___ EXCERPT TO READ

The official doctrine of the British state is that Scotland has no right to constitutional change or initiative of any kind which is not granted by the parliament at Westminster in exercise of its absolute sovereignty. David Cameron evidently believes that, however softly he may choose to express it.

On the other hand, Alex Salmond evidently believes in the Scottish alternative of popular sovereignty, though he has been hesitant about expressing it in any systematic fashion. It would be good for him to do so. He could add that the future of the monarchy in Scotland will therefore in the end depend on a vote, possibly of the people but certainly of their representatives, offering the Crown to Elizabeth I, Queen of Scots in the powers and prerogatives, together with the limitations on them, which have come down to us out of Scottish history.

This would be much more than mere romantic gesture. One reason why Scots have grown dubious about the monarchy is that they no longer see it in a connection with their history, even though it is on the basis of this history that Scotland stakes its claims as a nation with a right to self-determination.

Today, everybody wallows in victimhood, whereas in truth Scots were more often victors than victims. How else could such a small nation have survived?

This is not to say the record was of constant success. Before it prorogued itself in 1707, the old Scottish Parliament had spent rather more than a century passing laws to make the nation perfect by controlling the personal behaviour of the citizens, in sex and drinking and smoking and a range of other vices to which Scots seemed particularly prone.

They all failed to produce a perfect nation, and meanwhile the forces that were to cost it its independence crept up on it unawares. There are continuities even in an erratic history such as Scotland’s, and a monarchy can help to keep their memory alive.

______
___ EXTRACTED INFORMATION

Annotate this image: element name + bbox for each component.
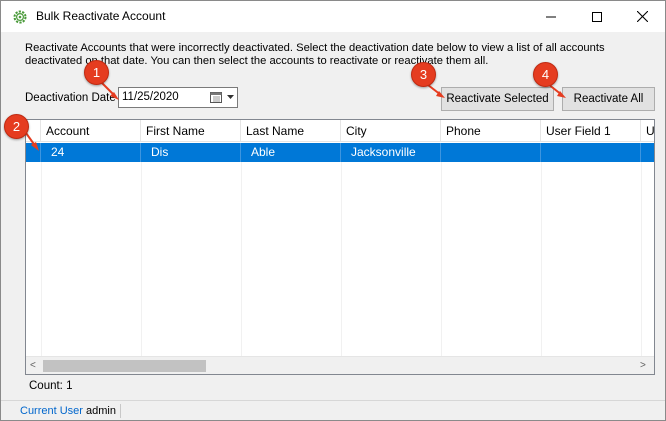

______
___ EXTRACTED INFORMATION

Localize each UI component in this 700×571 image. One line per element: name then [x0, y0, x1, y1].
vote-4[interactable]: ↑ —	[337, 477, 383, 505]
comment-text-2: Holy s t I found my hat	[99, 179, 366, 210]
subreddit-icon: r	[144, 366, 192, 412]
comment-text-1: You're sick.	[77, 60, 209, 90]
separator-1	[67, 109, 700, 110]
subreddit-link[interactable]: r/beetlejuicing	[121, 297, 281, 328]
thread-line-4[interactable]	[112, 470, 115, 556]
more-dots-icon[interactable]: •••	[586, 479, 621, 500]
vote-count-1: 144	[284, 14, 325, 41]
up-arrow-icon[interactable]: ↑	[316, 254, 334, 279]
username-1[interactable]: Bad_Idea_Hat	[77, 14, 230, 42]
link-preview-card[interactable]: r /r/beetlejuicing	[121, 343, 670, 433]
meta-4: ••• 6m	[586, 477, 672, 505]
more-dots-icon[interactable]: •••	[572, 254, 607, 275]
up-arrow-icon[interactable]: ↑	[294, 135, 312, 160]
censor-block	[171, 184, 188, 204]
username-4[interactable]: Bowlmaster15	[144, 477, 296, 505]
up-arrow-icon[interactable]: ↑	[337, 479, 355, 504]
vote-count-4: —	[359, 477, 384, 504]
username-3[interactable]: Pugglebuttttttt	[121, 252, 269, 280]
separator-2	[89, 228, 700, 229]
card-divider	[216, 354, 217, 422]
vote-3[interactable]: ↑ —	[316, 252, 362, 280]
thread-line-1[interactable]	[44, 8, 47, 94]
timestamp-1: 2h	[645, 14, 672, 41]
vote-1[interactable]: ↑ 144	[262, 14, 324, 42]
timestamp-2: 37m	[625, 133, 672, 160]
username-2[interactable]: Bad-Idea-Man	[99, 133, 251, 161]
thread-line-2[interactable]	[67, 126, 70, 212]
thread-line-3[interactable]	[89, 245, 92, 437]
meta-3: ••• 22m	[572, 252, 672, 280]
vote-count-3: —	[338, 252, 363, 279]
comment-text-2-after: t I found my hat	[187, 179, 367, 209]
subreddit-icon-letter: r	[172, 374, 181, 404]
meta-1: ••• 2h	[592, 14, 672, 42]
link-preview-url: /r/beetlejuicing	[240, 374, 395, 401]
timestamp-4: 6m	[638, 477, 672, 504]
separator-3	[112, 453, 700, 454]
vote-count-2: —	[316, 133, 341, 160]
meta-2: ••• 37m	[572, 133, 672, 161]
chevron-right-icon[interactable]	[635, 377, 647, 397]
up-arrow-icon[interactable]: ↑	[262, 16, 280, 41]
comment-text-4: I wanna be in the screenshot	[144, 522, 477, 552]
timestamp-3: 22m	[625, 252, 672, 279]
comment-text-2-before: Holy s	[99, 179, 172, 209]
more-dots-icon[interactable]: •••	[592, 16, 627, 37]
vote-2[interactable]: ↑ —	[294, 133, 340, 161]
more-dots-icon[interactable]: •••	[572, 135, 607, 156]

______
___ EXTRACTED INFORMATION

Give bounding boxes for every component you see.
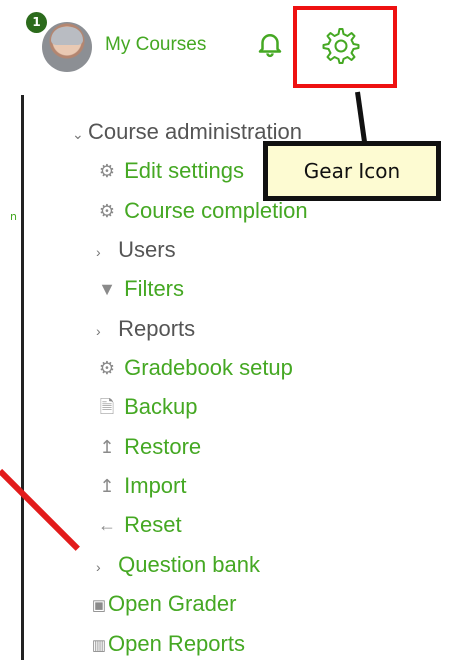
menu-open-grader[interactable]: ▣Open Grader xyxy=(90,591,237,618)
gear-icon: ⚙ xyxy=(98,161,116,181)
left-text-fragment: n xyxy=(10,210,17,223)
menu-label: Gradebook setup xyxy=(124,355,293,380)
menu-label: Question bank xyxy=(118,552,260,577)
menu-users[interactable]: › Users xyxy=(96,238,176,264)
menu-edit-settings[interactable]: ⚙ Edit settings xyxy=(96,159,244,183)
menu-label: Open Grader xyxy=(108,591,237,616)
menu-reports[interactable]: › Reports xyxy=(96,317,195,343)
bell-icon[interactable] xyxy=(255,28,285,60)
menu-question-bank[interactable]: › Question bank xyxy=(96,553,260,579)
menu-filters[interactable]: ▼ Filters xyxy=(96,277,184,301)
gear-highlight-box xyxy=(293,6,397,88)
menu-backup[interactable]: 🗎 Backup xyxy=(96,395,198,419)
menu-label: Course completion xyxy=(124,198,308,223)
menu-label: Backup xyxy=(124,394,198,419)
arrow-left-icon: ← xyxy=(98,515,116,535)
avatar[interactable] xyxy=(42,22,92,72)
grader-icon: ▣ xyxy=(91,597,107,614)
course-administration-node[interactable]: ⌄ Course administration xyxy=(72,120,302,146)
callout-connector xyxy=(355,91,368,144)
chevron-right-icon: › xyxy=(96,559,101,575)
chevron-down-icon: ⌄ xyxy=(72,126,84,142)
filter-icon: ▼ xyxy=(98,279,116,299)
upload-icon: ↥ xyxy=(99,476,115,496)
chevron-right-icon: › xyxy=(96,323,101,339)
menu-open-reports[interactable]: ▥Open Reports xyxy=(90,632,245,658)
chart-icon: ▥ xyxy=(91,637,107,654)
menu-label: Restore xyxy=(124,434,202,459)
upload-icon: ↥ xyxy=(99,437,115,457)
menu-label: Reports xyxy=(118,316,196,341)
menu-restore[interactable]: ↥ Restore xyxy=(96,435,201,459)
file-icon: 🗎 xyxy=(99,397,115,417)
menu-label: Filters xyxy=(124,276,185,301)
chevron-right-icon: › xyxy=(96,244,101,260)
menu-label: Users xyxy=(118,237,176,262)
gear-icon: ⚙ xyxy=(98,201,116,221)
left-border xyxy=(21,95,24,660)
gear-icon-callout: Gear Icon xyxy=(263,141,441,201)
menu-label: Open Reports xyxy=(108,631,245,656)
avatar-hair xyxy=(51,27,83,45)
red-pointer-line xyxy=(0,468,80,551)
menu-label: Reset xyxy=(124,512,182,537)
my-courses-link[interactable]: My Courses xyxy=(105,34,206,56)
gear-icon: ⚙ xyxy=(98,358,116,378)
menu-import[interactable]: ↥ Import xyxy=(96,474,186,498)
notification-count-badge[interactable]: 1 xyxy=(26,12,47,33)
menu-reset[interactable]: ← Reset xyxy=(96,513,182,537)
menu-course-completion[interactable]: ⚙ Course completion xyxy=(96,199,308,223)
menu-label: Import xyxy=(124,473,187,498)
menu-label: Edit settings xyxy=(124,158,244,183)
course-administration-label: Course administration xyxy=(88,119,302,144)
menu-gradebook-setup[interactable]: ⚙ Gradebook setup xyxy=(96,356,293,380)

______

§ REQUIRED TASK
Transcribe the passage on Scottish sovereignty and the monarchy word for word, from "This would be" up to and including "seemed particularly prone.".

§ COMPLETE RESPONSE
This would be much more than mere romantic gesture. One reason why Scots have grown dubious about the monarchy is that they no longer see it in a connection with their history, even though it is on the basis of this history that Scotland stakes its claims as a nation with a right to self-determination.

Today, everybody wallows in victimhood, whereas in truth Scots were more often victors than victims. How else could such a small nation have survived?

This is not to say the record was of constant success. Before it prorogued itself in 1707, the old Scottish Parliament had spent rather more than a century passing laws to make the nation perfect by controlling the personal behaviour of the citizens, in sex and drinking and smoking and a range of other vices to which Scots seemed particularly prone.